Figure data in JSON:
****************
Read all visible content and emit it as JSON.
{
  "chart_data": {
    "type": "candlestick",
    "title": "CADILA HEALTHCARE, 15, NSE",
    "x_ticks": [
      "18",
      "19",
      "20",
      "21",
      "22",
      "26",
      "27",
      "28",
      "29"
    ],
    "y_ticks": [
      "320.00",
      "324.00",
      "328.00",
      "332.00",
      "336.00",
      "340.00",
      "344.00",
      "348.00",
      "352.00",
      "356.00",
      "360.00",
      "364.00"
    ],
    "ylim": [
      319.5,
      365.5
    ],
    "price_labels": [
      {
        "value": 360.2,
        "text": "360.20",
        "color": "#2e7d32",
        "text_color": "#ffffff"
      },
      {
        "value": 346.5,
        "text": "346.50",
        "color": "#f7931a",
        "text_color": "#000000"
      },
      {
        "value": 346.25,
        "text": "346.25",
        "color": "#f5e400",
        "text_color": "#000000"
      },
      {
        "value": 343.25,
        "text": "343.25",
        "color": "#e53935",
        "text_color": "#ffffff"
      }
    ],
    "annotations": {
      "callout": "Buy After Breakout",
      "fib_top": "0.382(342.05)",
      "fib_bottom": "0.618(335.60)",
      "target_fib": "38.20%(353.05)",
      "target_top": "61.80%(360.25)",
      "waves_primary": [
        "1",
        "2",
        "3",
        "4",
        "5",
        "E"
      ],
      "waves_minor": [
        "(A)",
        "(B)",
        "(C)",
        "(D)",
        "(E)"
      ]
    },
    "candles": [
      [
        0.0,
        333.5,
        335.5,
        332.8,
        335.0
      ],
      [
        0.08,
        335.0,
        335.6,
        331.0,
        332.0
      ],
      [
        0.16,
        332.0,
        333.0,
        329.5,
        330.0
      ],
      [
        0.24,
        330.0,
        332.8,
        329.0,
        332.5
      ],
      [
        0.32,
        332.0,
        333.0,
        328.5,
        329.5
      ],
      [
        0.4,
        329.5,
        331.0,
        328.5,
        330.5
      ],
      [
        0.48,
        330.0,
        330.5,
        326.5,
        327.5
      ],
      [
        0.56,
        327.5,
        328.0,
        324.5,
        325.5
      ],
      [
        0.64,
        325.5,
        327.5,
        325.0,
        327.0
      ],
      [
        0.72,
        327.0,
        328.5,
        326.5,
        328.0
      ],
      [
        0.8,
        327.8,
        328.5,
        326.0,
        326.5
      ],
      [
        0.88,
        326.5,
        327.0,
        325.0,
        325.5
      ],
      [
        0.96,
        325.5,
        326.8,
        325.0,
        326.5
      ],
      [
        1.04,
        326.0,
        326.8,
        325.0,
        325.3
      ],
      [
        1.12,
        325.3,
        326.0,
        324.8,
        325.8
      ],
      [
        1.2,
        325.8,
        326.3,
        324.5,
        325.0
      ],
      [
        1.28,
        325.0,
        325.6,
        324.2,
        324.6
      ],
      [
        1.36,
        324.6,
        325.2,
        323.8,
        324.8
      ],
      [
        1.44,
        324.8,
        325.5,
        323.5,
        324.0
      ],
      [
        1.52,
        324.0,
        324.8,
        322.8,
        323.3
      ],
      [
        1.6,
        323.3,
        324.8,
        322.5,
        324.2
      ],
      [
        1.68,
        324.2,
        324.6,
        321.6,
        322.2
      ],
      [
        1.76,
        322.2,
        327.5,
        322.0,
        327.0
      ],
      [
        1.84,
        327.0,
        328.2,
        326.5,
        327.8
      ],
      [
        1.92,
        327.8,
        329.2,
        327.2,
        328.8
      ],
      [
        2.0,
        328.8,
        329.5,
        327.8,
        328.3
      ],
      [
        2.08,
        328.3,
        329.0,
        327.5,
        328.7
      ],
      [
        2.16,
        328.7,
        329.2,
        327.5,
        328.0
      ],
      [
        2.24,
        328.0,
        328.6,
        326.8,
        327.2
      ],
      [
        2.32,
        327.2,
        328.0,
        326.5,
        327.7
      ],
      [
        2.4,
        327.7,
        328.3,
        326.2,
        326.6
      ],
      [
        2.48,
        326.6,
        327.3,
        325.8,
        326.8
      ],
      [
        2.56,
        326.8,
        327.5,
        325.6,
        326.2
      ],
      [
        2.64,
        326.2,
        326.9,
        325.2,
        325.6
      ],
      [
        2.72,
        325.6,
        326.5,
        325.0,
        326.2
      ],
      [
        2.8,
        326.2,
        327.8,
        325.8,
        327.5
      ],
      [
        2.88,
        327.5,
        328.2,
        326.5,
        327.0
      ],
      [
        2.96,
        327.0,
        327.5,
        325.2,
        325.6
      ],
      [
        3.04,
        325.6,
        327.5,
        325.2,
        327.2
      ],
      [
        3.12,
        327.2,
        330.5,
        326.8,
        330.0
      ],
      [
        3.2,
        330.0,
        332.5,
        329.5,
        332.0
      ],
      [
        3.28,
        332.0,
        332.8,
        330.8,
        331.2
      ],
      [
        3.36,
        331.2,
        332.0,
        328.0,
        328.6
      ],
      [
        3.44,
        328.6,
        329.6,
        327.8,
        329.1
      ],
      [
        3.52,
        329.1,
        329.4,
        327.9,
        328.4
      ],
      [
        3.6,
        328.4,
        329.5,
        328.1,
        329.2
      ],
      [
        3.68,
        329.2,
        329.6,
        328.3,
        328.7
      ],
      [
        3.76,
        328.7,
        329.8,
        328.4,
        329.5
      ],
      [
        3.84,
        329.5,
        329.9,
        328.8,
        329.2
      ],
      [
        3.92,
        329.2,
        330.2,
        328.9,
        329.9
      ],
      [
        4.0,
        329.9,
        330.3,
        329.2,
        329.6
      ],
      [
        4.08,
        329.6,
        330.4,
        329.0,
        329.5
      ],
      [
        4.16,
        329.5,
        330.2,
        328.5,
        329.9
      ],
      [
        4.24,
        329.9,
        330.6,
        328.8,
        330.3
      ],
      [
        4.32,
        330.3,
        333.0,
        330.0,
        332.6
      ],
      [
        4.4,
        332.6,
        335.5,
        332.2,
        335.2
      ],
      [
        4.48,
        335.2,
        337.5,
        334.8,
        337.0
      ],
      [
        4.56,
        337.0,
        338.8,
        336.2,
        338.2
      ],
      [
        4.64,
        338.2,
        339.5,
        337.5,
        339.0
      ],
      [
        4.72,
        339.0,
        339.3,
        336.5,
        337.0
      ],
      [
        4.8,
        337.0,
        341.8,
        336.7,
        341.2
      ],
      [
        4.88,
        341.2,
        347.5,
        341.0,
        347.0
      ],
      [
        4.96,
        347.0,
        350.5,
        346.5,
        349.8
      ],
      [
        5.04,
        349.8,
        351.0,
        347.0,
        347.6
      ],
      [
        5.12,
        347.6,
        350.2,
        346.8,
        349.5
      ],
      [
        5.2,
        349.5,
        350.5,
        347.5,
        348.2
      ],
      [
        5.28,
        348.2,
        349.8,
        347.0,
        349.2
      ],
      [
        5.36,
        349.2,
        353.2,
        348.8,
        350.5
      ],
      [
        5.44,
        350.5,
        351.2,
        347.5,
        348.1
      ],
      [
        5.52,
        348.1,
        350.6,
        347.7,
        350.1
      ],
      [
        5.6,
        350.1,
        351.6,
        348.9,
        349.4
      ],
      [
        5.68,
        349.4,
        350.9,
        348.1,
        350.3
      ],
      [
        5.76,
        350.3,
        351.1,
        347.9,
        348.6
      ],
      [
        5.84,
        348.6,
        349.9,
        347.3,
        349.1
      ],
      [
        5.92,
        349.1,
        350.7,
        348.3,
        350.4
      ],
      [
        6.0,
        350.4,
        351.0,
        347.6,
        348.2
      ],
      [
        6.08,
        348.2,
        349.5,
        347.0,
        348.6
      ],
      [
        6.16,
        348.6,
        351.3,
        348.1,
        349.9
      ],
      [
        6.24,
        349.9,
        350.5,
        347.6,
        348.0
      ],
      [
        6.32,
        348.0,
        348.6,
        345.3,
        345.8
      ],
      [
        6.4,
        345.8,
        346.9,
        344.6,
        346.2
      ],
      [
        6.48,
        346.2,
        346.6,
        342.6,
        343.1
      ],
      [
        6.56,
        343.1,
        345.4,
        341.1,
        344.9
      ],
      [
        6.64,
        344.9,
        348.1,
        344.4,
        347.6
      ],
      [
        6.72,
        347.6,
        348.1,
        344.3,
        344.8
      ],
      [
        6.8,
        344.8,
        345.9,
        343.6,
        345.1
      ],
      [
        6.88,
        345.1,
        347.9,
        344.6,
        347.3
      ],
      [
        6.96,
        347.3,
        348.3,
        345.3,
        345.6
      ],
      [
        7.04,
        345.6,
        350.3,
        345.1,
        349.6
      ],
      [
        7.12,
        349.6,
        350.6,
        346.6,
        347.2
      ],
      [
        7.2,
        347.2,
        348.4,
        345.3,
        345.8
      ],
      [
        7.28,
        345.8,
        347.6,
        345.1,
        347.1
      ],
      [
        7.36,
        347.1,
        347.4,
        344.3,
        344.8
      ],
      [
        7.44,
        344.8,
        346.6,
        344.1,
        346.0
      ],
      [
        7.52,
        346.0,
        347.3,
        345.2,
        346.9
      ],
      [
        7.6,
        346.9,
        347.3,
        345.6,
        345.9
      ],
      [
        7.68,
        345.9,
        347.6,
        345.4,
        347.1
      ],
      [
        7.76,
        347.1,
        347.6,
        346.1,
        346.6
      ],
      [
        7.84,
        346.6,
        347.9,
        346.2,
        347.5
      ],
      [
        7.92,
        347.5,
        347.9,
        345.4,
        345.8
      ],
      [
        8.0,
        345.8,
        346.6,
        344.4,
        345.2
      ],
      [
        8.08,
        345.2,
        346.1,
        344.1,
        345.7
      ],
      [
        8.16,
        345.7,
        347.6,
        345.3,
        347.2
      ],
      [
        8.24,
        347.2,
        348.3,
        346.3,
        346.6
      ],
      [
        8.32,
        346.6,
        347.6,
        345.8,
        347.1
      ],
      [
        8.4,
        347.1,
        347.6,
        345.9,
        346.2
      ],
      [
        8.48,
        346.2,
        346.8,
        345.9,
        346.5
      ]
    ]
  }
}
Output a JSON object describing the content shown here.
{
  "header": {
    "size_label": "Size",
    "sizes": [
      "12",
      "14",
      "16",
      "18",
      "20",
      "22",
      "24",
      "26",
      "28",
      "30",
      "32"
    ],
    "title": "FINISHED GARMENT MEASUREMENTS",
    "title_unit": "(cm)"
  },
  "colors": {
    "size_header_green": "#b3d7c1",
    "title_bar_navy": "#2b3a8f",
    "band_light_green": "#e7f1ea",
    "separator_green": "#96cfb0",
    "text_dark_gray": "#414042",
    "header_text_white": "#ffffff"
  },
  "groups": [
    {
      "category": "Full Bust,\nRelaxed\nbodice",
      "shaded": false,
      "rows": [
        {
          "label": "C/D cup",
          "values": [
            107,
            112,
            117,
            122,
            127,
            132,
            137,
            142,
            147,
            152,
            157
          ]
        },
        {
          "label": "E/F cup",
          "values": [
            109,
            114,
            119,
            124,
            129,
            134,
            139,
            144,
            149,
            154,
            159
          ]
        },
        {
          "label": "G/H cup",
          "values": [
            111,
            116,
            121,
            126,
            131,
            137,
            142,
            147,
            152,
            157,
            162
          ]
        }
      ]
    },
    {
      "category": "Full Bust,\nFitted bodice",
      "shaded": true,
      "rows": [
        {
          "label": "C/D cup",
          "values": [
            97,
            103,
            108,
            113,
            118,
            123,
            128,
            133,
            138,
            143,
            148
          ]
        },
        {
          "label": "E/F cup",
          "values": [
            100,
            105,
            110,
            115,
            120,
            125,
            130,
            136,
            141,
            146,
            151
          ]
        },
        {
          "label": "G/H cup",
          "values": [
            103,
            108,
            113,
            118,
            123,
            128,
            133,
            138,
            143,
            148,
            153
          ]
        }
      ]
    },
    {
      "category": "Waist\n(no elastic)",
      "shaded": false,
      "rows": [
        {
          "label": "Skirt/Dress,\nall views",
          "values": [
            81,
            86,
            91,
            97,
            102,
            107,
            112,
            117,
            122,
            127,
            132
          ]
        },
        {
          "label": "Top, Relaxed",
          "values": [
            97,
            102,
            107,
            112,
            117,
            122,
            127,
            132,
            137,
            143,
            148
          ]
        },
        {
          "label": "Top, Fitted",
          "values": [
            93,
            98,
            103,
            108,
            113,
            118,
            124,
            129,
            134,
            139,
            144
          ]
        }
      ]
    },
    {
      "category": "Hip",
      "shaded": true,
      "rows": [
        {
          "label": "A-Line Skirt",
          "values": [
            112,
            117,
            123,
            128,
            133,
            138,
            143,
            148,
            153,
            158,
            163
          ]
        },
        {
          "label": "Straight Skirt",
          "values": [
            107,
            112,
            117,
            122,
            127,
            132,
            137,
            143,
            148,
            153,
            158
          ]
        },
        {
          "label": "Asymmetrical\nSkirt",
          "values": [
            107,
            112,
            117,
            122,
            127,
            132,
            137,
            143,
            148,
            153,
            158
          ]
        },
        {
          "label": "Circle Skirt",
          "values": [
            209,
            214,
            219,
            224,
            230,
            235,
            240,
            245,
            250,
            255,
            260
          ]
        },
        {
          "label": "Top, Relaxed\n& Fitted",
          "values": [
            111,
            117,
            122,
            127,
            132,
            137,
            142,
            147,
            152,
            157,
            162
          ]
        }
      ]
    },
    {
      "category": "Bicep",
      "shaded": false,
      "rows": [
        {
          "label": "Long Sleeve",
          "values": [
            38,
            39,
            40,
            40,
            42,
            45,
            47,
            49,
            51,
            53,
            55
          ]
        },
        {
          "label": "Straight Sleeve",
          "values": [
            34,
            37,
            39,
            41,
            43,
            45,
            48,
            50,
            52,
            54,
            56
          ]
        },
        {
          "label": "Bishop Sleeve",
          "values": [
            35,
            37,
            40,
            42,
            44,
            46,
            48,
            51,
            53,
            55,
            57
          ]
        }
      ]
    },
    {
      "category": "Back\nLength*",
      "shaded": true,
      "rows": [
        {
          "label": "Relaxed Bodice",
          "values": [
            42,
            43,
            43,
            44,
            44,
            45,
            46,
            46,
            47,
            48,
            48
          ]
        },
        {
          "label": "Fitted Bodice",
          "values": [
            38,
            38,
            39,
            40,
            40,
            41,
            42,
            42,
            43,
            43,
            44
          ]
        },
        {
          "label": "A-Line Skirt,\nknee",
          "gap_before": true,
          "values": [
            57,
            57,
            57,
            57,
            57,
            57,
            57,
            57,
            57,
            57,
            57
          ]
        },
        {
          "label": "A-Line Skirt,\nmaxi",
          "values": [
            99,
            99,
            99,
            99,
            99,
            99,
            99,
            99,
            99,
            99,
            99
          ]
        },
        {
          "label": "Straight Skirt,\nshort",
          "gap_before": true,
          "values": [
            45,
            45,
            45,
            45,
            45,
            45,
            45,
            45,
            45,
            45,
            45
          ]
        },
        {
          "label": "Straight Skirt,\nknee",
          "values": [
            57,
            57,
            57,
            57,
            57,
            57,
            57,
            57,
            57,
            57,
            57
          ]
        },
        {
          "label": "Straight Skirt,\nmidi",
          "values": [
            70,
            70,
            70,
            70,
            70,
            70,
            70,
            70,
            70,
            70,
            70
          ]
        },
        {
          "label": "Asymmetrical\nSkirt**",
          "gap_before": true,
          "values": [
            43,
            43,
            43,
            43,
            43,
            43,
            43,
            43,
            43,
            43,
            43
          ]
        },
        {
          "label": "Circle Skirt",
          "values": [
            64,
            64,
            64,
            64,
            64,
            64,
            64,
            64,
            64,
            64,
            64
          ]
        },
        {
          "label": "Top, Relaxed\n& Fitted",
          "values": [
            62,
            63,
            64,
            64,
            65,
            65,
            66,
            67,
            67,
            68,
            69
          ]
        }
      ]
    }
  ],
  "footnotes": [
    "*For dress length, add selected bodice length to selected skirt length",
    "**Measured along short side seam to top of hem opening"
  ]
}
****************
[DO THIS]: Filter the records for lines holding the string "category". Copy each one.

[FINAL ANSWER]:
      "category": "Full Bust,\nRelaxed\nbodice",
      "category": "Full Bust,\nFitted bodice",
      "category": "Waist\n(no elastic)",
      "category": "Hip",
      "category": "Bicep",
      "category": "Back\nLength*",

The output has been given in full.